> _Written task_: Look for the string "category" in every line, and copy each line that has it.

> _Extracted entries_:
◆ ◆ ◆ ◆ ◆

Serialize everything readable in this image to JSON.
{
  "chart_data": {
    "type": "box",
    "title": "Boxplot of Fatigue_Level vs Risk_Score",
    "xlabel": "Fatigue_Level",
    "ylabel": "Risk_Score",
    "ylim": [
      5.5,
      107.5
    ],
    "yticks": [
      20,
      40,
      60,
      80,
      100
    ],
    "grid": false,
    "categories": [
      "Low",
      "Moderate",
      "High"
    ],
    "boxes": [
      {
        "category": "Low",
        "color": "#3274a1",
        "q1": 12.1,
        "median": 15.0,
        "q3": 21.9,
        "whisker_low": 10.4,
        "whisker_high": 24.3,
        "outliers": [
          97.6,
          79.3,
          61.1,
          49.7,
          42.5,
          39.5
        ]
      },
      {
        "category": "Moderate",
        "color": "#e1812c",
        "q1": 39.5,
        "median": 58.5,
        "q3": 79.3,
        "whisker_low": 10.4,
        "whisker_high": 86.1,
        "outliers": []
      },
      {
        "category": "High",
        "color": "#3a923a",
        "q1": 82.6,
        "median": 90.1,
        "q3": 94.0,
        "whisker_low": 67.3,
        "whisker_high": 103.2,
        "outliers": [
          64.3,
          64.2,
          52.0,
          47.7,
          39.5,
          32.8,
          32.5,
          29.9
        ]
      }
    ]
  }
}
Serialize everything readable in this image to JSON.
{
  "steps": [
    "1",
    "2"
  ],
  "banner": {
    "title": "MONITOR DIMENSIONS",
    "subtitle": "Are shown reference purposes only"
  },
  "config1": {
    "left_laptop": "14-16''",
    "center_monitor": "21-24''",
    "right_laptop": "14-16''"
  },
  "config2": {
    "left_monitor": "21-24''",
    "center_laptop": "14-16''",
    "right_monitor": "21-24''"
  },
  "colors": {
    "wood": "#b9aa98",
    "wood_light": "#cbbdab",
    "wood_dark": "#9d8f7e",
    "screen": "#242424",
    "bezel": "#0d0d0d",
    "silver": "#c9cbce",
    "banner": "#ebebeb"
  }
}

◆ ◆ ◆ ◆ ◆

> _Finished exercise_:
        "category": "Low",
        "category": "Moderate",
        "category": "High",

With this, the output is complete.